Aim of the task | Copy every row below word for word, keeping the same order and line breaks.

Record set |
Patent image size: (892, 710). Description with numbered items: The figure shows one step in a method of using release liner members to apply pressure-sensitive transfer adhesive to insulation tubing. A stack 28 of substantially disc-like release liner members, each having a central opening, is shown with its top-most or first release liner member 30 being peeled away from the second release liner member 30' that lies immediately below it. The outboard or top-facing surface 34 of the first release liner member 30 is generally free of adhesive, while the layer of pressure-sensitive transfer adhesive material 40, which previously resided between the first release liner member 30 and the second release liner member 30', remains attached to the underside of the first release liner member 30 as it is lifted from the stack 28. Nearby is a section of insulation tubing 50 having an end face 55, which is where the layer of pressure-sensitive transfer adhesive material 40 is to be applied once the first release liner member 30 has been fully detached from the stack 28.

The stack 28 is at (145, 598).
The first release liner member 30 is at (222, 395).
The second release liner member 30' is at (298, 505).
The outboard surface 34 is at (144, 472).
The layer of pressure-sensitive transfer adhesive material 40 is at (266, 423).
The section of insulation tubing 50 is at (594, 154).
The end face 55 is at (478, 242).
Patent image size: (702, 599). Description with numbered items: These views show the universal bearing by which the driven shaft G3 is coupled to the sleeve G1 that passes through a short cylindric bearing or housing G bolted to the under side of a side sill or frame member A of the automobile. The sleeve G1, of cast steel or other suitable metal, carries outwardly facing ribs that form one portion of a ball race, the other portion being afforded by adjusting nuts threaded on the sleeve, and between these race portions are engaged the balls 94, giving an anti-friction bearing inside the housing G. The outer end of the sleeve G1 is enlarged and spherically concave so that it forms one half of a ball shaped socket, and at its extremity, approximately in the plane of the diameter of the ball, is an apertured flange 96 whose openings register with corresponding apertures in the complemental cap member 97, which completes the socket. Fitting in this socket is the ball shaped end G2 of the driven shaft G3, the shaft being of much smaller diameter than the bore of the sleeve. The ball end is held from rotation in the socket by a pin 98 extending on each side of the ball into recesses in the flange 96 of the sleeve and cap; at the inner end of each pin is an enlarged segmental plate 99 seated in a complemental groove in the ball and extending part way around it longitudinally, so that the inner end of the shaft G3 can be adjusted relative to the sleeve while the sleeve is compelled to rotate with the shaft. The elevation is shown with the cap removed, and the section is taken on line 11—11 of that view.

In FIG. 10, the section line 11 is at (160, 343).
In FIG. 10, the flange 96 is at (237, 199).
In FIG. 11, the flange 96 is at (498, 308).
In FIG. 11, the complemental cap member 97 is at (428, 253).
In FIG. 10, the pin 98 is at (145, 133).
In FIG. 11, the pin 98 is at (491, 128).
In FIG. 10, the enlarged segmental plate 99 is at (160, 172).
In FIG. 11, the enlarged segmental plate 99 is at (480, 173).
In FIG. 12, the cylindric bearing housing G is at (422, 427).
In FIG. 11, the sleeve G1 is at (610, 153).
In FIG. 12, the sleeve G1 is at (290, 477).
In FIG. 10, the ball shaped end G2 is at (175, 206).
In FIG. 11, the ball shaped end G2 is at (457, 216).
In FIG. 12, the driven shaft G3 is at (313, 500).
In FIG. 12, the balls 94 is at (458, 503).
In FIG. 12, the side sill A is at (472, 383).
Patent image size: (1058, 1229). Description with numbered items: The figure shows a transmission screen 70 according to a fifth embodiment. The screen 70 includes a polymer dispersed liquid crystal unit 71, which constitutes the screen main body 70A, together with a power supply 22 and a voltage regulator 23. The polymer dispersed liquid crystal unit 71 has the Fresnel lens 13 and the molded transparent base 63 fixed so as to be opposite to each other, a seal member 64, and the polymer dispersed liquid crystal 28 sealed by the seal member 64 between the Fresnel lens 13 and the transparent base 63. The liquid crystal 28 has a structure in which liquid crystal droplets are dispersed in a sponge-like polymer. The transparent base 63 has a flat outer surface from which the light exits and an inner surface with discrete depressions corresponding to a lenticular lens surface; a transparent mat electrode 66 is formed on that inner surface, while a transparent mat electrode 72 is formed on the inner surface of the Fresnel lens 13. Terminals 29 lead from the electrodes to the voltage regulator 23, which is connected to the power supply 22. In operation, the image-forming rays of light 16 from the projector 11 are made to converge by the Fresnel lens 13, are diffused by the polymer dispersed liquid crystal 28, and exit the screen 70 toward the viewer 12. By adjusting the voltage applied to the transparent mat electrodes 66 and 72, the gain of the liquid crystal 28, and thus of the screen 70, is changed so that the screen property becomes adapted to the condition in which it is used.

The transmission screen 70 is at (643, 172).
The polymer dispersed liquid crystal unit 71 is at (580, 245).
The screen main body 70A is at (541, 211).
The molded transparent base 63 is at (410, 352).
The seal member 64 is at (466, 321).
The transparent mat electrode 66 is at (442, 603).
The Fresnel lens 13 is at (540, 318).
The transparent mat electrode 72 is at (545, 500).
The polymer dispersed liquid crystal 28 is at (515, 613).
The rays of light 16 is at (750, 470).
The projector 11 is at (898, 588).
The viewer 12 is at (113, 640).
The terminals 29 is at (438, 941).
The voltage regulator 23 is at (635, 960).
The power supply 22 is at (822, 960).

Exercise output |
Patent image size: (892, 710). Description with numbered items: The figure shows one step in a method of using release liner members to apply pressure-sensitive transfer adhesive to insulation tubing. A stack 28 of substantially disc-like release liner members, each having a central opening, is shown with its top-most or first release liner member 30 being peeled away from the second release liner member 30' that lies immediately below it. The outboard or top-facing surface 34 of the first release liner member 30 is generally free of adhesive, while the layer of pressure-sensitive transfer adhesive material 40, which previously resided between the first release liner member 30 and the second release liner member 30', remains attached to the underside of the first release liner member 30 as it is lifted from the stack 28. Nearby is a section of insulation tubing 50 having an end face 55, which is where the layer of pressure-sensitive transfer adhesive material 40 is to be applied once the first release liner member 30 has been fully detached from the stack 28.

The stack 28 is at (145, 598).
The first release liner member 30 is at (222, 395).
The second release liner member 30' is at (298, 505).
The outboard surface 34 is at (144, 472).
The layer of pressure-sensitive transfer adhesive material 40 is at (266, 423).
The section of insulation tubing 50 is at (594, 154).
The end face 55 is at (478, 242).
Patent image size: (702, 599). Description with numbered items: These views show the universal bearing by which the driven shaft G3 is coupled to the sleeve G1 that passes through a short cylindric bearing or housing G bolted to the under side of a side sill or frame member A of the automobile. The sleeve G1, of cast steel or other suitable metal, carries outwardly facing ribs that form one portion of a ball race, the other portion being afforded by adjusting nuts threaded on the sleeve, and between these race portions are engaged the balls 94, giving an anti-friction bearing inside the housing G. The outer end of the sleeve G1 is enlarged and spherically concave so that it forms one half of a ball shaped socket, and at its extremity, approximately in the plane of the diameter of the ball, is an apertured flange 96 whose openings register with corresponding apertures in the complemental cap member 97, which completes the socket. Fitting in this socket is the ball shaped end G2 of the driven shaft G3, the shaft being of much smaller diameter than the bore of the sleeve. The ball end is held from rotation in the socket by a pin 98 extending on each side of the ball into recesses in the flange 96 of the sleeve and cap; at the inner end of each pin is an enlarged segmental plate 99 seated in a complemental groove in the ball and extending part way around it longitudinally, so that the inner end of the shaft G3 can be adjusted relative to the sleeve while the sleeve is compelled to rotate with the shaft. The elevation is shown with the cap removed, and the section is taken on line 11—11 of that view.

In FIG. 10, the section line 11 is at (160, 343).
In FIG. 10, the flange 96 is at (237, 199).
In FIG. 11, the flange 96 is at (498, 308).
In FIG. 11, the complemental cap member 97 is at (428, 253).
In FIG. 10, the pin 98 is at (145, 133).
In FIG. 11, the pin 98 is at (491, 128).
In FIG. 10, the enlarged segmental plate 99 is at (160, 172).
In FIG. 11, the enlarged segmental plate 99 is at (480, 173).
In FIG. 12, the cylindric bearing housing G is at (422, 427).
In FIG. 11, the sleeve G1 is at (610, 153).
In FIG. 12, the sleeve G1 is at (290, 477).
In FIG. 10, the ball shaped end G2 is at (175, 206).
In FIG. 11, the ball shaped end G2 is at (457, 216).
In FIG. 12, the driven shaft G3 is at (313, 500).
In FIG. 12, the balls 94 is at (458, 503).
In FIG. 12, the side sill A is at (472, 383).
Patent image size: (1058, 1229). Description with numbered items: The figure shows a transmission screen 70 according to a fifth embodiment. The screen 70 includes a polymer dispersed liquid crystal unit 71, which constitutes the screen main body 70A, together with a power supply 22 and a voltage regulator 23. The polymer dispersed liquid crystal unit 71 has the Fresnel lens 13 and the molded transparent base 63 fixed so as to be opposite to each other, a seal member 64, and the polymer dispersed liquid crystal 28 sealed by the seal member 64 between the Fresnel lens 13 and the transparent base 63. The liquid crystal 28 has a structure in which liquid crystal droplets are dispersed in a sponge-like polymer. The transparent base 63 has a flat outer surface from which the light exits and an inner surface with discrete depressions corresponding to a lenticular lens surface; a transparent mat electrode 66 is formed on that inner surface, while a transparent mat electrode 72 is formed on the inner surface of the Fresnel lens 13. Terminals 29 lead from the electrodes to the voltage regulator 23, which is connected to the power supply 22. In operation, the image-forming rays of light 16 from the projector 11 are made to converge by the Fresnel lens 13, are diffused by the polymer dispersed liquid crystal 28, and exit the screen 70 toward the viewer 12. By adjusting the voltage applied to the transparent mat electrodes 66 and 72, the gain of the liquid crystal 28, and thus of the screen 70, is changed so that the screen property becomes adapted to the condition in which it is used.

The transmission screen 70 is at (643, 172).
The polymer dispersed liquid crystal unit 71 is at (580, 245).
The screen main body 70A is at (541, 211).
The molded transparent base 63 is at (410, 352).
The seal member 64 is at (466, 321).
The transparent mat electrode 66 is at (442, 603).
The Fresnel lens 13 is at (540, 318).
The transparent mat electrode 72 is at (545, 500).
The polymer dispersed liquid crystal 28 is at (515, 613).
The rays of light 16 is at (750, 470).
The projector 11 is at (898, 588).
The viewer 12 is at (113, 640).
The terminals 29 is at (438, 941).
The voltage regulator 23 is at (635, 960).
The power supply 22 is at (822, 960).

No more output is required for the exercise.